Here we present the results obtained from the fusion model, GNN model, tabular data model, and baseline model. The fusion model’s generalization capabilities were assessed using cross-validation techniques. The model consistently achieved high performance across different splits of the data, indicating that it is capable of handling variations in the dataset. In the analysis, a total of 400 cases and 400 age and sex-matched controls were included. The mean age for the cases and controls was 59.6 ± 12.4 and 58.9 ± 12.6 years, respectively (p = 0.85). Among the participants, 208 cases (59.4%) and 200 controls (57.1%) were male (p = 0.54). Additionally, 151 cases (42.9%) and 143 controls (38.0%) had an illiterate or elementary education (p = 0.001). The majority of cases (96.9%) and controls (95.7%) were married (p = 0.42). The mean Glomerular Filtration Rate (GFR) for the CKD group was 33.6 ± 11.4 mL/min/1.73 m2, while for the control group, it was 76.3 ± 10.2 mL/min/1.73 m2. However, after applying the pre-processing methods, only 158 records remained. To balance the data set and augment the data, Synthetic Minority Over-sampling Technique (SMOTE) [37] was utilized, resulting in a total of 2000 records. Subsequently, the data set was partitioned into training, testing, and validation sets. The proposed fusion model constructed a graph representation from the 2000 records, where each record was treated as a node. This graph representation enabled the extraction of similarities and differences between patients, thereby facilitating a more comprehensive understanding of patient information. Concurrently, a tabular data model was employed to extract features relevant to CKD. The outputs from the graph-based and tabular models were combined using an averaging method, ultimately yielding accurate predictions from the proposed fusion model.

● Source data:
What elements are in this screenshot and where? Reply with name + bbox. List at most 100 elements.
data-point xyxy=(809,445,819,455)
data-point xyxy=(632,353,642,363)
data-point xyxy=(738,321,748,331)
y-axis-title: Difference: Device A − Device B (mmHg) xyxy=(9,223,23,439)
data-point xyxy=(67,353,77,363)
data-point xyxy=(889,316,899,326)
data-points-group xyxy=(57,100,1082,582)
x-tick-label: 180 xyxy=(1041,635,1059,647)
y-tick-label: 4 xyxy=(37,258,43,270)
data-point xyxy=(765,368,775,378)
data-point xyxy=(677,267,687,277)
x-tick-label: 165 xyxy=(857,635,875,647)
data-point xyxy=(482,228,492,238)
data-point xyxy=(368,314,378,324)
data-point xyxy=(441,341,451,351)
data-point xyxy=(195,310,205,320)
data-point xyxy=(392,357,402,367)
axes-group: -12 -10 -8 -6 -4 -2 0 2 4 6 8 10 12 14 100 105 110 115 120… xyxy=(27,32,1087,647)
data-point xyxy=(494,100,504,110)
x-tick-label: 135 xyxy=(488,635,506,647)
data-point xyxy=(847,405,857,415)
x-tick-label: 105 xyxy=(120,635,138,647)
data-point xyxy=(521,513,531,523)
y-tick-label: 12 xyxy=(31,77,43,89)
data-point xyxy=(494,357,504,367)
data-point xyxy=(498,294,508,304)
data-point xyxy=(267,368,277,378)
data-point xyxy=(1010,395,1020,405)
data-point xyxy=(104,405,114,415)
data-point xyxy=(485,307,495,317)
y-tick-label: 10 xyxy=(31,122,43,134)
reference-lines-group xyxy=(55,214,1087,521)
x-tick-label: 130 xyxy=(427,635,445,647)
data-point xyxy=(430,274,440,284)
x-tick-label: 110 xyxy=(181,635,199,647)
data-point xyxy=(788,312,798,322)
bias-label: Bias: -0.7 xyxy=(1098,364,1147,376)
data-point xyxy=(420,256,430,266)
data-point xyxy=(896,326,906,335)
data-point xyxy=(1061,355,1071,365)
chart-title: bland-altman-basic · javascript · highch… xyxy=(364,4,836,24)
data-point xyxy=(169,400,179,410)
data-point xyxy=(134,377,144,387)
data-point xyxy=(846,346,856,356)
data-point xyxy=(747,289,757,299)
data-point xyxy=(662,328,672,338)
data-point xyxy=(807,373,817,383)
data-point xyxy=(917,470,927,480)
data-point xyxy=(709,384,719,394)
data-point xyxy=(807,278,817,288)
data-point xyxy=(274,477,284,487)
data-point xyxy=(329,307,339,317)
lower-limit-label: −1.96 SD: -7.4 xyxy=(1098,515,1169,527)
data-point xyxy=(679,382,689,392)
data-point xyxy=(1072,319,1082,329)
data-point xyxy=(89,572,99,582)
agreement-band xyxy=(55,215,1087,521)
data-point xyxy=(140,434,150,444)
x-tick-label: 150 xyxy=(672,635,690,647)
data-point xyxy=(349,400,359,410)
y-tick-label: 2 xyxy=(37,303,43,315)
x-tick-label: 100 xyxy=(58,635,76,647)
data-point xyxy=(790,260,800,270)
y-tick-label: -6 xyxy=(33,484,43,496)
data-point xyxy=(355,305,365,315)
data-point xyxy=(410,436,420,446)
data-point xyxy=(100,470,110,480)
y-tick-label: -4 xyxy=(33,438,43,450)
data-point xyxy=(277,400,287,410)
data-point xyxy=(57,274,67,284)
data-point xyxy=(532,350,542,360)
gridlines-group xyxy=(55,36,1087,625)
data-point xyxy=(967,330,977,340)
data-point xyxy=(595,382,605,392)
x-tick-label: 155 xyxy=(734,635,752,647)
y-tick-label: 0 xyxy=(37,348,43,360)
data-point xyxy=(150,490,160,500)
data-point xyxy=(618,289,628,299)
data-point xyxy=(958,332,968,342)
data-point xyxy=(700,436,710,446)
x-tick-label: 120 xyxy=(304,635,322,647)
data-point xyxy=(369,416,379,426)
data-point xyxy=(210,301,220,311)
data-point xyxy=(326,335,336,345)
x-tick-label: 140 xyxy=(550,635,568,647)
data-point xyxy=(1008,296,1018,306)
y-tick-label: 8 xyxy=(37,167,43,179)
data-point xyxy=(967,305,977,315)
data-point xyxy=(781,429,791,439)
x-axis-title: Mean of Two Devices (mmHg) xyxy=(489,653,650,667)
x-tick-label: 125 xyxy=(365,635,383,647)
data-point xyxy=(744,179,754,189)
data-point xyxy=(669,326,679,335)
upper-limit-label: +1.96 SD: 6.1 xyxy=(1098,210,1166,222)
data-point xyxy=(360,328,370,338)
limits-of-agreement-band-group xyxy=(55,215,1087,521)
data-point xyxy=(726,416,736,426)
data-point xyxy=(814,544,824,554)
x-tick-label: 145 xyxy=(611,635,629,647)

● Task list:
1) Using the CKD study passage above, decide whether each statement agrees with it. Answer yes or no and quote the words of the passage that decide it.
(a) SMOTE was applied to balance and augment the data, producing 2000 records.
(b) The outputs of the graph-based and tabular models were merged by weighted voting.
(c) Cross-validation was used to assess the fusion model's generalization.
2) Please answer these questions from the CKD study passage above, keeping the same letters.
(a) How many cases and how many controls were included in the analysis?
(b) What was the mean GFR for the CKD group?
(c) In the graph representation, what was each record treated as?

● Exercise solutions:
1)
(a) Yes: "resulting in a total of 2000 records"
(b) No: "combined using an averaging method"
(c) Yes: "The fusion model’s generalization capabilities were assessed using cross-validation techniques"

2)
(a) 400 cases and 400 controls
(b) 33.6 ± 11.4 mL/min/1.73 m2
(c) A node